■ Task brief: Write out each line of the listing as it stands, without the images.

■ Data listing:
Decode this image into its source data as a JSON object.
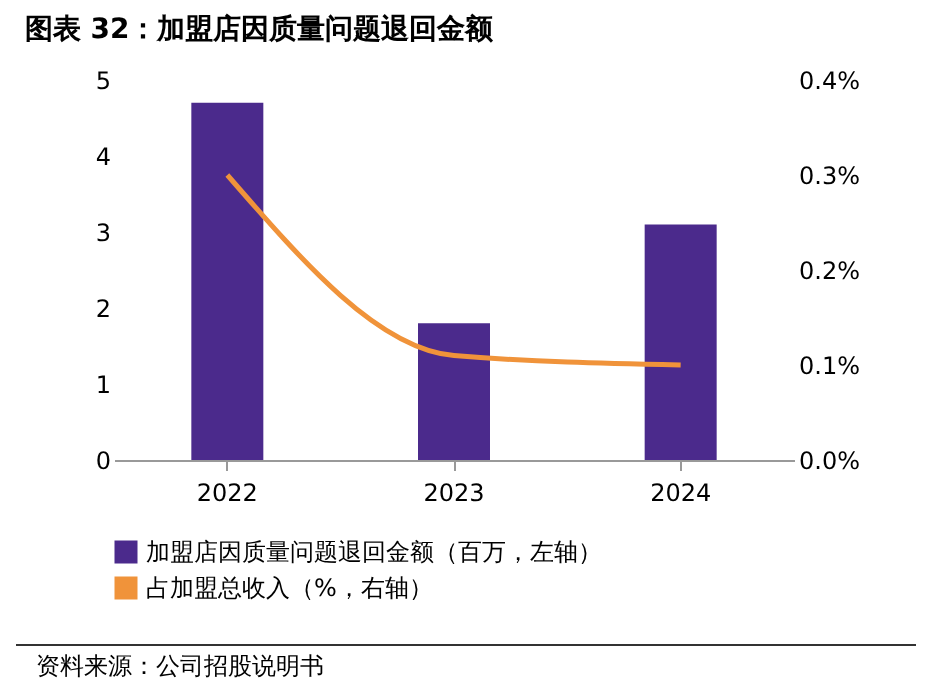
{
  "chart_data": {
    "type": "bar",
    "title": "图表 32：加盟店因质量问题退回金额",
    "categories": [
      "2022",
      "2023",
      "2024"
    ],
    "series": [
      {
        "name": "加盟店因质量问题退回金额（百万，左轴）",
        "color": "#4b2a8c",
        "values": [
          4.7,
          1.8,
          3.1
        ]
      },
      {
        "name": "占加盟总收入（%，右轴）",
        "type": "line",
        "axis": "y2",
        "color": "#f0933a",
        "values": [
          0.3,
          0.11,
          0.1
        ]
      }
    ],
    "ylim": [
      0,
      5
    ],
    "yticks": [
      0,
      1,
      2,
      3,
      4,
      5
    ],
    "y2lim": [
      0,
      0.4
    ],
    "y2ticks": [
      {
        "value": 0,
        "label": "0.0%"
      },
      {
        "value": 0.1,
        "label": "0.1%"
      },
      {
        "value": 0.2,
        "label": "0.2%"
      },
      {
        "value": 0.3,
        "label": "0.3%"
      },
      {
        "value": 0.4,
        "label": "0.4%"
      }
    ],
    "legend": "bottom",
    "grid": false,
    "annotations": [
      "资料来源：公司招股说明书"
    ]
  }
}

■ Response to this task:
Decode this image into its source data as a JSON object.
{
  "chart_data": {
    "type": "bar",
    "title": "图表 32：加盟店因质量问题退回金额",
    "categories": [
      "2022",
      "2023",
      "2024"
    ],
    "series": [
      {
        "name": "加盟店因质量问题退回金额（百万，左轴）",
        "color": "#4b2a8c",
        "values": [
          4.7,
          1.8,
          3.1
        ]
      },
      {
        "name": "占加盟总收入（%，右轴）",
        "type": "line",
        "axis": "y2",
        "color": "#f0933a",
        "values": [
          0.3,
          0.11,
          0.1
        ]
      }
    ],
    "ylim": [
      0,
      5
    ],
    "yticks": [
      0,
      1,
      2,
      3,
      4,
      5
    ],
    "y2lim": [
      0,
      0.4
    ],
    "y2ticks": [
      {
        "value": 0,
        "label": "0.0%"
      },
      {
        "value": 0.1,
        "label": "0.1%"
      },
      {
        "value": 0.2,
        "label": "0.2%"
      },
      {
        "value": 0.3,
        "label": "0.3%"
      },
      {
        "value": 0.4,
        "label": "0.4%"
      }
    ],
    "legend": "bottom",
    "grid": false,
    "annotations": [
      "资料来源：公司招股说明书"
    ]
  }
}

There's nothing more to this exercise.